### TASK REQUIREMENTS
Tally the lines that contain the string "JSON" and state that total without comment.

════════════════════

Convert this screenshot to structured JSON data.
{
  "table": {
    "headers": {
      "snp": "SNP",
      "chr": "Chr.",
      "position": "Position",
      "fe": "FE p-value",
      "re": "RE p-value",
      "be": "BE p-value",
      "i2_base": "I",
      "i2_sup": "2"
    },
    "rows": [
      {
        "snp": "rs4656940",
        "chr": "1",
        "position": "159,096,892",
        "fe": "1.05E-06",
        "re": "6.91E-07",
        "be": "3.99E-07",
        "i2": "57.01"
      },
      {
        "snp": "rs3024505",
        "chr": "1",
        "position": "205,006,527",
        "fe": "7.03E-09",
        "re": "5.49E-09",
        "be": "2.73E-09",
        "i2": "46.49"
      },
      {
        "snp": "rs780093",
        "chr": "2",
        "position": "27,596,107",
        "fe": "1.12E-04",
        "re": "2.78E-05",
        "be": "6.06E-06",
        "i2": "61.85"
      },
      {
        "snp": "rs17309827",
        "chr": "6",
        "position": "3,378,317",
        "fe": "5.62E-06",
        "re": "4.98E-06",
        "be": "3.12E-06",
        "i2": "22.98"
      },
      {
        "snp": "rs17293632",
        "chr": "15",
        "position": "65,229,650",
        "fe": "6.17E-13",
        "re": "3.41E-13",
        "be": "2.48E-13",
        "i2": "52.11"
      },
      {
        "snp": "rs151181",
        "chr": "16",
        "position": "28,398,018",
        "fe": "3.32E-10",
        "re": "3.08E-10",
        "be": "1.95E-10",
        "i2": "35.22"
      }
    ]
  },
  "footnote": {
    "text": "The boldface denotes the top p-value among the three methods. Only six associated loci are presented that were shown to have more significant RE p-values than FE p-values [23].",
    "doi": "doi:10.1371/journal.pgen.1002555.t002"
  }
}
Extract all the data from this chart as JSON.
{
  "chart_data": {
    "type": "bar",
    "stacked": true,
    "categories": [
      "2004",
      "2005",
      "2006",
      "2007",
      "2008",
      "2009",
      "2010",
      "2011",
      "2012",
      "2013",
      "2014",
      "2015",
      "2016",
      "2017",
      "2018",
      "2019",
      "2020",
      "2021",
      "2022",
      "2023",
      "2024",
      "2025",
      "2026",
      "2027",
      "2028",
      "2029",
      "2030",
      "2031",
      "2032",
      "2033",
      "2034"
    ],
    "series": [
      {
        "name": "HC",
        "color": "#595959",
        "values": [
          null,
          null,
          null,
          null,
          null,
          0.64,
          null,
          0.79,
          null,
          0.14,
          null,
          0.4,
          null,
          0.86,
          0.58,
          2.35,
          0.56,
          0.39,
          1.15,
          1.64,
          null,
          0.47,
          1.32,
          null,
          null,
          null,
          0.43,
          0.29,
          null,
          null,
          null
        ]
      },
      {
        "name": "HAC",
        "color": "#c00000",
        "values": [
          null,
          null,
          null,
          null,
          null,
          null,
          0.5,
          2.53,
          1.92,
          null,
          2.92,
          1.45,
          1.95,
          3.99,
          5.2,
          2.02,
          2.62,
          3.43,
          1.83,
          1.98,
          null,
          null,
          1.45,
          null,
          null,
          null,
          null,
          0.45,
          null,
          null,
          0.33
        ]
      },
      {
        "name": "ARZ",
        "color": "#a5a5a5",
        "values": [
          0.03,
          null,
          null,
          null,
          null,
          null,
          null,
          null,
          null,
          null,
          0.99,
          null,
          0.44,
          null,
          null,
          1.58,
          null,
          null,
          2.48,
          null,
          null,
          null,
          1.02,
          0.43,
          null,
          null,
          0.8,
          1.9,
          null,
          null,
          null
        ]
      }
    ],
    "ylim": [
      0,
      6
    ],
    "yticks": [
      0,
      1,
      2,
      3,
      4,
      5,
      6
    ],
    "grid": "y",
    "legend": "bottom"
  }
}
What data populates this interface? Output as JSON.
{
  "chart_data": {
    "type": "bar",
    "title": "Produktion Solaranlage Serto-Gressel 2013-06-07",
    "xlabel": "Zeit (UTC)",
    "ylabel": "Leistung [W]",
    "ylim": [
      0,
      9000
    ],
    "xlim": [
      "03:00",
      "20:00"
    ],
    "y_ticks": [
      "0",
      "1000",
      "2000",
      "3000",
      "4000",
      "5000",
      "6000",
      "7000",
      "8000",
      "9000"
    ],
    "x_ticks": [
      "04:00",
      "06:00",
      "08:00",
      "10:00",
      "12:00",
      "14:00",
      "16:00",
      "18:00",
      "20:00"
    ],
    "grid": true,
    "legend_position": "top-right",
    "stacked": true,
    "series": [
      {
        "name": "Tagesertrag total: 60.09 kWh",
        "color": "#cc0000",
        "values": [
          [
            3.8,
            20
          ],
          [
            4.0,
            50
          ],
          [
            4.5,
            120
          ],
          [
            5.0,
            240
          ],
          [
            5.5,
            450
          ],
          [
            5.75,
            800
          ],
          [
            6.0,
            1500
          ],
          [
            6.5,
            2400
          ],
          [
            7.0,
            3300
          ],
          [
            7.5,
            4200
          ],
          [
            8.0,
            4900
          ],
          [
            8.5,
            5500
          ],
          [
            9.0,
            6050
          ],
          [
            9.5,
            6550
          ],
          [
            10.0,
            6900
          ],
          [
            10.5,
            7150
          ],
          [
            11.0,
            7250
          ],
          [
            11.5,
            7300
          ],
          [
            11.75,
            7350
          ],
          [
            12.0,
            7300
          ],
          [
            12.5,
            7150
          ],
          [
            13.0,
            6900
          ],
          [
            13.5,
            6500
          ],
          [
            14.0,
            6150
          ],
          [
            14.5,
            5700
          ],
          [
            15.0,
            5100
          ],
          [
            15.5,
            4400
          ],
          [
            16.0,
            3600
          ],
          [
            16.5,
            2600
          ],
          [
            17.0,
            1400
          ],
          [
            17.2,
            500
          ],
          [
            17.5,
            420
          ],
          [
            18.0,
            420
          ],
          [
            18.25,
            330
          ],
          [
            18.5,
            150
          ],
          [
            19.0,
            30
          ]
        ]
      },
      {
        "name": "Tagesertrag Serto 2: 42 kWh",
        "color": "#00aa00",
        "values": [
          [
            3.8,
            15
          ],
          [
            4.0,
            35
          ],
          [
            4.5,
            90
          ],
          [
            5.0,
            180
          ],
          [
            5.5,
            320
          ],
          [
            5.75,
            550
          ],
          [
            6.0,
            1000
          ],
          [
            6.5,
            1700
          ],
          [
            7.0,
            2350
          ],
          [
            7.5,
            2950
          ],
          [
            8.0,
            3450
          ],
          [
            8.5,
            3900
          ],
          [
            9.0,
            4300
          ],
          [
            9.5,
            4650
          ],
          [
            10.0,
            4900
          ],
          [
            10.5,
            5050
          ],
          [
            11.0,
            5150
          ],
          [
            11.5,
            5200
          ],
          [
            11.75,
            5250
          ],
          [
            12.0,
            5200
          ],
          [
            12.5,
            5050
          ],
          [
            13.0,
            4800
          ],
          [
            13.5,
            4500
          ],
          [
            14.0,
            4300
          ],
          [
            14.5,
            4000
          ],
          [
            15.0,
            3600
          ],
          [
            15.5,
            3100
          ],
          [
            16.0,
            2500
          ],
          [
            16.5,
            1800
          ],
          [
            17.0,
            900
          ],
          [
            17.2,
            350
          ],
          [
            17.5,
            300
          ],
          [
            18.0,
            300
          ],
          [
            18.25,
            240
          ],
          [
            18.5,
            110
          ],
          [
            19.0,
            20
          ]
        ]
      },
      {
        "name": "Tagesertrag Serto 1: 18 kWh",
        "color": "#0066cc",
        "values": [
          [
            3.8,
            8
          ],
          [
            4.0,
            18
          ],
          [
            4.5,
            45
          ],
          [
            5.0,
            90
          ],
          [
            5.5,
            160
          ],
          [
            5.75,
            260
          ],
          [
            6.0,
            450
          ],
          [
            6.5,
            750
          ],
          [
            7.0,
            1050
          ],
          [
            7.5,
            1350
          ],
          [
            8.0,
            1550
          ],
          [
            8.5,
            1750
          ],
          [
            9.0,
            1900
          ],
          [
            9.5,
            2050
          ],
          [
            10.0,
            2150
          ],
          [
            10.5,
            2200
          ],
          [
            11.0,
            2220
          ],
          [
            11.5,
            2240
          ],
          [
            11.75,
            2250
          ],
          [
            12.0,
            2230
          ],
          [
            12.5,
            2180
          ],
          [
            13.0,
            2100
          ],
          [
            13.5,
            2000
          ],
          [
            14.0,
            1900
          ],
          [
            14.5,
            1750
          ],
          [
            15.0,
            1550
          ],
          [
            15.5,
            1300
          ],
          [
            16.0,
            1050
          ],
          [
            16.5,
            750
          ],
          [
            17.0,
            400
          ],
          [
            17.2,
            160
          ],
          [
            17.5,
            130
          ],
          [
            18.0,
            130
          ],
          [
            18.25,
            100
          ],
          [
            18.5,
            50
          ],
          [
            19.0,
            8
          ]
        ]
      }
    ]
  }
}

════════════════════

### WRITTEN SOLUTION
3